*** Records shown

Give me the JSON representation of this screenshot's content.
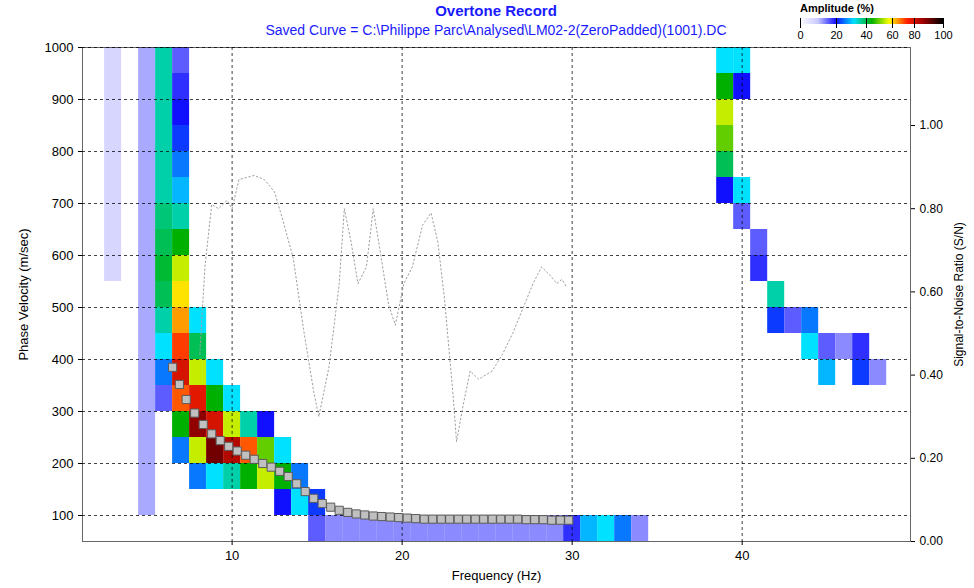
{
  "chart_data": {
    "type": "heatmap",
    "title": "Overtone Record",
    "subtitle": "Saved Curve = C:\\Philippe Parc\\Analysed\\LM02-2(ZeroPadded)(1001).DC",
    "x_label": "Frequency (Hz)",
    "y_label": "Phase Velocity (m/sec)",
    "y2_label": "Signal-to-Noise Ratio (S/N)",
    "xlim": [
      1.2,
      49.9
    ],
    "xticks": [
      10,
      20,
      30,
      40
    ],
    "ylim": [
      50,
      1000
    ],
    "yticks": [
      100,
      200,
      300,
      400,
      500,
      600,
      700,
      800,
      900,
      1000
    ],
    "y2lim": [
      0,
      1.1875
    ],
    "y2ticks": [
      {
        "value": 0,
        "label": "0.00"
      },
      {
        "value": 0.2,
        "label": "0.20"
      },
      {
        "value": 0.4,
        "label": "0.40"
      },
      {
        "value": 0.6,
        "label": "0.60"
      },
      {
        "value": 0.8,
        "label": "0.80"
      },
      {
        "value": 1.0,
        "label": "1.00"
      }
    ],
    "grid": true,
    "heatmap": {
      "cell_width": 1,
      "cell_height": 50,
      "colorbar": {
        "label": "Amplitude (%)",
        "range": [
          0,
          100
        ],
        "ticks": [
          0,
          20,
          40,
          60,
          80,
          100
        ]
      },
      "cells": [
        [
          3,
          575,
          6
        ],
        [
          3,
          625,
          6
        ],
        [
          3,
          675,
          6
        ],
        [
          3,
          725,
          6
        ],
        [
          3,
          775,
          6
        ],
        [
          3,
          825,
          6
        ],
        [
          3,
          875,
          6
        ],
        [
          3,
          925,
          6
        ],
        [
          3,
          975,
          6
        ],
        [
          5,
          125,
          10
        ],
        [
          5,
          175,
          10
        ],
        [
          5,
          225,
          10
        ],
        [
          5,
          275,
          10
        ],
        [
          5,
          325,
          10
        ],
        [
          5,
          375,
          10
        ],
        [
          5,
          425,
          10
        ],
        [
          5,
          475,
          10
        ],
        [
          5,
          525,
          10
        ],
        [
          5,
          575,
          10
        ],
        [
          5,
          625,
          10
        ],
        [
          5,
          675,
          10
        ],
        [
          5,
          725,
          10
        ],
        [
          5,
          775,
          10
        ],
        [
          5,
          825,
          10
        ],
        [
          5,
          875,
          10
        ],
        [
          5,
          925,
          10
        ],
        [
          5,
          975,
          10
        ],
        [
          6,
          975,
          35
        ],
        [
          6,
          925,
          35
        ],
        [
          6,
          875,
          35
        ],
        [
          6,
          825,
          35
        ],
        [
          6,
          775,
          35
        ],
        [
          6,
          725,
          35
        ],
        [
          6,
          675,
          38
        ],
        [
          6,
          625,
          40
        ],
        [
          6,
          575,
          42
        ],
        [
          6,
          525,
          40
        ],
        [
          6,
          475,
          35
        ],
        [
          6,
          425,
          30
        ],
        [
          6,
          375,
          25
        ],
        [
          6,
          325,
          15
        ],
        [
          7,
          975,
          15
        ],
        [
          7,
          925,
          18
        ],
        [
          7,
          875,
          20
        ],
        [
          7,
          825,
          22
        ],
        [
          7,
          775,
          25
        ],
        [
          7,
          725,
          28
        ],
        [
          7,
          675,
          35
        ],
        [
          7,
          625,
          45
        ],
        [
          7,
          575,
          55
        ],
        [
          7,
          525,
          60
        ],
        [
          7,
          475,
          65
        ],
        [
          7,
          425,
          72
        ],
        [
          7,
          375,
          80
        ],
        [
          7,
          325,
          70
        ],
        [
          7,
          275,
          45
        ],
        [
          7,
          225,
          25
        ],
        [
          8,
          475,
          30
        ],
        [
          8,
          425,
          40
        ],
        [
          8,
          375,
          55
        ],
        [
          8,
          325,
          78
        ],
        [
          8,
          275,
          90
        ],
        [
          8,
          225,
          55
        ],
        [
          8,
          175,
          25
        ],
        [
          9,
          375,
          30
        ],
        [
          9,
          325,
          45
        ],
        [
          9,
          275,
          80
        ],
        [
          9,
          225,
          92
        ],
        [
          9,
          175,
          30
        ],
        [
          10,
          325,
          30
        ],
        [
          10,
          275,
          55
        ],
        [
          10,
          225,
          85
        ],
        [
          10,
          175,
          35
        ],
        [
          11,
          275,
          35
        ],
        [
          11,
          225,
          70
        ],
        [
          11,
          175,
          45
        ],
        [
          12,
          275,
          20
        ],
        [
          12,
          225,
          50
        ],
        [
          12,
          175,
          55
        ],
        [
          13,
          225,
          30
        ],
        [
          13,
          175,
          45
        ],
        [
          13,
          125,
          20
        ],
        [
          14,
          175,
          25
        ],
        [
          14,
          125,
          30
        ],
        [
          15,
          125,
          22
        ],
        [
          15,
          75,
          15
        ],
        [
          16,
          75,
          12
        ],
        [
          17,
          75,
          12
        ],
        [
          18,
          75,
          12
        ],
        [
          19,
          75,
          12
        ],
        [
          20,
          75,
          12
        ],
        [
          21,
          75,
          12
        ],
        [
          22,
          75,
          12
        ],
        [
          23,
          75,
          12
        ],
        [
          24,
          75,
          12
        ],
        [
          25,
          75,
          12
        ],
        [
          26,
          75,
          12
        ],
        [
          27,
          75,
          12
        ],
        [
          28,
          75,
          12
        ],
        [
          29,
          75,
          12
        ],
        [
          30,
          75,
          18
        ],
        [
          31,
          75,
          28
        ],
        [
          32,
          75,
          30
        ],
        [
          33,
          75,
          25
        ],
        [
          34,
          75,
          12
        ],
        [
          39,
          975,
          30
        ],
        [
          39,
          925,
          45
        ],
        [
          39,
          875,
          55
        ],
        [
          39,
          825,
          50
        ],
        [
          39,
          775,
          40
        ],
        [
          39,
          725,
          20
        ],
        [
          40,
          975,
          30
        ],
        [
          40,
          925,
          20
        ],
        [
          40,
          725,
          30
        ],
        [
          40,
          675,
          15
        ],
        [
          41,
          625,
          15
        ],
        [
          41,
          575,
          18
        ],
        [
          42,
          525,
          35
        ],
        [
          42,
          475,
          22
        ],
        [
          43,
          475,
          15
        ],
        [
          44,
          475,
          25
        ],
        [
          44,
          425,
          30
        ],
        [
          45,
          375,
          28
        ],
        [
          45,
          425,
          15
        ],
        [
          46,
          425,
          12
        ],
        [
          47,
          425,
          18
        ],
        [
          47,
          375,
          22
        ],
        [
          48,
          375,
          12
        ]
      ]
    },
    "series": [
      {
        "type": "scatter",
        "marker": "square",
        "color": "#c0c0c0",
        "x": [
          6.5,
          6.9,
          7.3,
          7.8,
          8.3,
          8.8,
          9.3,
          9.8,
          10.3,
          10.8,
          11.3,
          11.8,
          12.3,
          12.8,
          13.3,
          13.8,
          14.3,
          14.8,
          15.3,
          15.8,
          16.3,
          16.8,
          17.3,
          17.8,
          18.3,
          18.8,
          19.3,
          19.8,
          20.3,
          20.8,
          21.3,
          21.8,
          22.3,
          22.8,
          23.3,
          23.8,
          24.3,
          24.8,
          25.3,
          25.8,
          26.3,
          26.8,
          27.3,
          27.8,
          28.3,
          28.8,
          29.3,
          29.8
        ],
        "values": [
          385,
          352,
          323,
          297,
          275,
          257,
          244,
          233,
          224,
          216,
          208,
          200,
          193,
          185,
          175,
          161,
          146,
          133,
          123,
          116,
          110,
          106,
          103,
          101,
          99,
          98,
          97,
          96,
          95,
          94,
          93,
          93,
          93,
          93,
          93,
          93,
          93,
          93,
          93,
          93,
          93,
          93,
          92,
          92,
          92,
          91,
          91,
          91
        ]
      },
      {
        "type": "line",
        "axis": "y2",
        "line_style": "dotted",
        "color": "#a0a0a0",
        "x": [
          8.1,
          8.4,
          8.8,
          9.2,
          9.7,
          10.0,
          10.4,
          11.3,
          11.9,
          12.5,
          13.0,
          13.6,
          14.2,
          14.8,
          15.1,
          15.7,
          16.3,
          16.6,
          17.0,
          17.4,
          17.9,
          18.3,
          18.7,
          19.2,
          19.6,
          20.1,
          20.6,
          21.2,
          21.7,
          22.1,
          22.5,
          23.0,
          23.2,
          23.6,
          24.0,
          24.5,
          25.3,
          25.9,
          26.5,
          27.1,
          27.7,
          28.2,
          28.7,
          29.1,
          29.4,
          29.7
        ],
        "values": [
          0.45,
          0.66,
          0.81,
          0.8,
          0.82,
          0.8,
          0.87,
          0.88,
          0.87,
          0.84,
          0.77,
          0.68,
          0.51,
          0.36,
          0.3,
          0.42,
          0.62,
          0.8,
          0.72,
          0.62,
          0.66,
          0.8,
          0.7,
          0.57,
          0.52,
          0.62,
          0.66,
          0.76,
          0.79,
          0.72,
          0.58,
          0.35,
          0.24,
          0.33,
          0.41,
          0.39,
          0.41,
          0.45,
          0.5,
          0.56,
          0.62,
          0.66,
          0.64,
          0.62,
          0.63,
          0.61
        ]
      }
    ]
  }
}
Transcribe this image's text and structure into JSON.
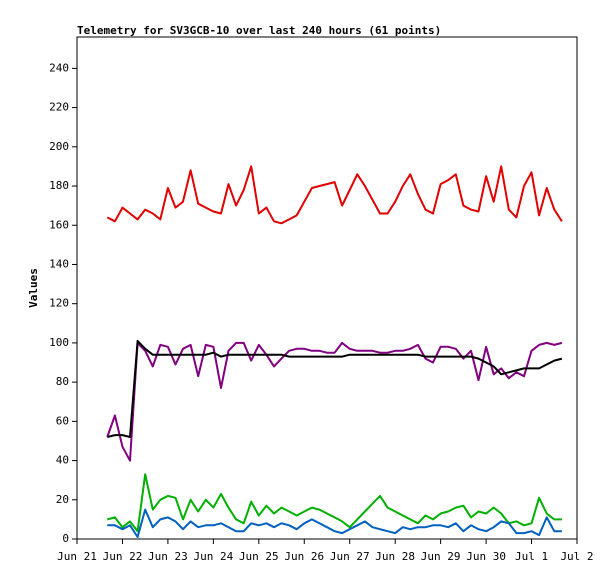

******

__Given task__. Copy every line of the records above that holds the word "JSON".

__Result of this task__.
Give me the JSON representation of this screenshot's content.
Transcribe this image's text and structure into JSON.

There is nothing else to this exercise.